The precategory of algebras of an equational theory
Content created by Garrett Figueroa.
Created on 2025-09-05.
Last modified on 2025-09-05.
module universal-algebra.precategory-of-algebras-of-theories where
Imports
open import category-theory.large-precategories open import foundation.dependent-pair-types open import foundation.sets open import foundation.universe-levels open import foundation-core.identity-types open import universal-algebra.algebraic-theories open import universal-algebra.algebras-of-theories open import universal-algebra.homomorphisms-of-algebras open import universal-algebra.models-of-signatures open import universal-algebra.signatures
Idea
For any signature σ and
σ-theory T, there is a
large precategory of
T-algebras and T-algebra
homomorphisms.

======

Instructions:
1/ Print the part of the page on the precategory of algebras of an equational theory that opens with the words containing "Last modified on" and closes with "homomorphisms.".
2/ Answer these questions about the page on the precategory of algebras of an equational theory:
(a) Who created the content?
(b) What is the name of the module it declares?
(c) Besides T-algebras, what does the large precategory in the Idea section consist of?
3/ Finish out the next part of the page on the precategory of algebras of an equational theory, picking up from where it stops.

======

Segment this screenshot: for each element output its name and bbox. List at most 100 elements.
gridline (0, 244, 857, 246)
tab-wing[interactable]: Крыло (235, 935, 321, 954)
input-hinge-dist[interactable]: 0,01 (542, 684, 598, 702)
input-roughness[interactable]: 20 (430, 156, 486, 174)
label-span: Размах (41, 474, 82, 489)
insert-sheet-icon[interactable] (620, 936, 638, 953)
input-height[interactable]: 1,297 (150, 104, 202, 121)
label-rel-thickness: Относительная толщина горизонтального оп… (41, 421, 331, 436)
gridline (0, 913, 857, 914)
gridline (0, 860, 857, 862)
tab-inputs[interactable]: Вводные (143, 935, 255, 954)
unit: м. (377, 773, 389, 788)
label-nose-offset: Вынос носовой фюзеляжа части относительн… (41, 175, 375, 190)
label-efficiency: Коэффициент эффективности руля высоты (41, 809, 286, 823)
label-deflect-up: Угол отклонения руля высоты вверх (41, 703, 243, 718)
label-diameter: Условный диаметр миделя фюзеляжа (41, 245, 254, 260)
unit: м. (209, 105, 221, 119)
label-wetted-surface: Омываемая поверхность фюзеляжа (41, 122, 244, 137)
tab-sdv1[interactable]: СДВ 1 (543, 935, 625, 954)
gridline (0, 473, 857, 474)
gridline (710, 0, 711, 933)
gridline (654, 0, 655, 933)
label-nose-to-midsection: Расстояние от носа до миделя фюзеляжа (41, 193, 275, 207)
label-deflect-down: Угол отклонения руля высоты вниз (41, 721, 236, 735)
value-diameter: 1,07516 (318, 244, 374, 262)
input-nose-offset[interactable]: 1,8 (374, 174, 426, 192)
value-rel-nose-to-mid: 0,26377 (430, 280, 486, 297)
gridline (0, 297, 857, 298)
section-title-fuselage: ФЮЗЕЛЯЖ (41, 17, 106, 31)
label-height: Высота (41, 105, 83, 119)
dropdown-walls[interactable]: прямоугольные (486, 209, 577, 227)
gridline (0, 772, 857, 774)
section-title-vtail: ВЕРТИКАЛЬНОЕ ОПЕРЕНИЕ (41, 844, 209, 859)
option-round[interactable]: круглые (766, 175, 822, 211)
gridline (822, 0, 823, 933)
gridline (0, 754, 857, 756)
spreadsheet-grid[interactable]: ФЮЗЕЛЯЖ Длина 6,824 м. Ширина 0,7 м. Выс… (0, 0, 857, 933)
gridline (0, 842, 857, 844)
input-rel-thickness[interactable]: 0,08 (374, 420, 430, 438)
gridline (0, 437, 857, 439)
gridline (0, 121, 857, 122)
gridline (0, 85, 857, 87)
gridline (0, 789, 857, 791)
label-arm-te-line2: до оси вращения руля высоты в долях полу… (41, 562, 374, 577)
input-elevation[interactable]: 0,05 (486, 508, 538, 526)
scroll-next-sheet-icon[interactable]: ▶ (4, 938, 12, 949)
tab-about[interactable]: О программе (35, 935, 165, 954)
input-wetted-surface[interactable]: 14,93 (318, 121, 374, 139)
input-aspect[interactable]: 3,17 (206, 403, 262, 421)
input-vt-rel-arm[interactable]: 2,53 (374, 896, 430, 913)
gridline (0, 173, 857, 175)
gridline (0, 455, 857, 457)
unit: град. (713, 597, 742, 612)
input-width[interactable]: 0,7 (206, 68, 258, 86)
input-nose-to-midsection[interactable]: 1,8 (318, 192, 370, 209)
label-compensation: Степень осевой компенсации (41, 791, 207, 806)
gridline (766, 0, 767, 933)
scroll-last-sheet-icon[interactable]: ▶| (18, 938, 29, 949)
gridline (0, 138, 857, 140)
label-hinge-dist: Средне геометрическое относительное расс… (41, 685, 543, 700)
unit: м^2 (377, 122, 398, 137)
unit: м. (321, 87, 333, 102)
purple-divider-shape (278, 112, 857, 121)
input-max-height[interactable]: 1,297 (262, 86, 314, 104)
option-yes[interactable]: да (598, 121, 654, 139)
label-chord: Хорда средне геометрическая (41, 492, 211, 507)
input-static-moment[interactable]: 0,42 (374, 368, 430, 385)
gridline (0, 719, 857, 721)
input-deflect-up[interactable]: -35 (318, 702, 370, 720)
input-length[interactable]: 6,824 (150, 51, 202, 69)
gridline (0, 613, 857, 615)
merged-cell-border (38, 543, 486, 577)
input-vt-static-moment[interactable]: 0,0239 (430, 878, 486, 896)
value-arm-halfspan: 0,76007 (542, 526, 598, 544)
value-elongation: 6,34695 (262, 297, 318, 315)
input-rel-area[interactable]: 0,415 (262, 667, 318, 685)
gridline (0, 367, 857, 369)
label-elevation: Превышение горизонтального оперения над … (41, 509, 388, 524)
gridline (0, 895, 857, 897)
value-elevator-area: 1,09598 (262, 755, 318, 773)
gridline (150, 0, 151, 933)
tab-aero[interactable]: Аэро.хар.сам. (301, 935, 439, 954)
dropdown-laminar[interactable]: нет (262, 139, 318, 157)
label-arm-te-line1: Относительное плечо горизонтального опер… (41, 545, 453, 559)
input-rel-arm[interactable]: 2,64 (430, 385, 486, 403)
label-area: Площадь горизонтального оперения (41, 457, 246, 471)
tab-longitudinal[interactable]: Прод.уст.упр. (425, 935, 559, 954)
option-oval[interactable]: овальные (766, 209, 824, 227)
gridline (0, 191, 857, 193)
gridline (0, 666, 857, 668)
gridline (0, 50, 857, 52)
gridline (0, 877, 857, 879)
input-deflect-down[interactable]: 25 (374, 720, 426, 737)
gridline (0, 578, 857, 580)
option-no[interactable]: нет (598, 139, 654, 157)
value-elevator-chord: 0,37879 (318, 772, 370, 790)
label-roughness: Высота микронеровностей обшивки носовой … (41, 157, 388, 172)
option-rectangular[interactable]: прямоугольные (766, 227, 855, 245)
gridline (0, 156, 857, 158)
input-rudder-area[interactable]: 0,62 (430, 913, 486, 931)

======

Responses by item number:
1/
Last modified on 2025-09-05.
module universal-algebra.precategory-of-algebras-of-theories where
Imports
open import category-theory.large-precategories open import foundation.dependent-pair-types open import foundation.sets open import foundation.universe-levels open import foundation-core.identity-types open import universal-algebra.algebraic-theories open import universal-algebra.algebras-of-theories open import universal-algebra.homomorphisms-of-algebras open import universal-algebra.models-of-signatures open import universal-algebra.signatures
Idea
For any signature σ and
σ-theory T, there is a
large precategory of
T-algebras and T-algebra
homomorphisms.

2/
(a) Garrett Figueroa
(b) universal-algebra.precategory-of-algebras-of-theories
(c) T-algebra homomorphisms

3/
Definition
module _ {l1 l2 : Level} (σ : signature l1) (T : Theory σ l2) where Algebra-Large-Precategory : Large-Precategory (λ l → l1 ⊔ l2 ⊔ lsuc l) (λ l3 l4 → l1 ⊔ l3 ⊔ l4) Algebra-Large-Precategory = make-Large-Precategory ( Algebra σ T) ( set-hom-Algebra σ T) ( λ {l3} {l4} {l5} {X} {Y} {Z} → comp-hom-Algebra σ T X Y Z) ( λ {l} {X} → id-hom-Algebra σ T X) ( λ {l3} {l4} {l5} {l6} {X} {Y} {Z} {W} → associative-comp-hom-Algebra σ T X Y Z W) ( λ {l3} {l4} {X} {Y} → left-unit-law-comp-hom-Algebra σ T X Y) ( λ {l3} {l4} {X} {Y} → right-unit-law-comp-hom-Algebra σ T X Y)
Recent changes
- 2025-09-05. Garrett Figueroa. Category of algebras of a theory (#1483).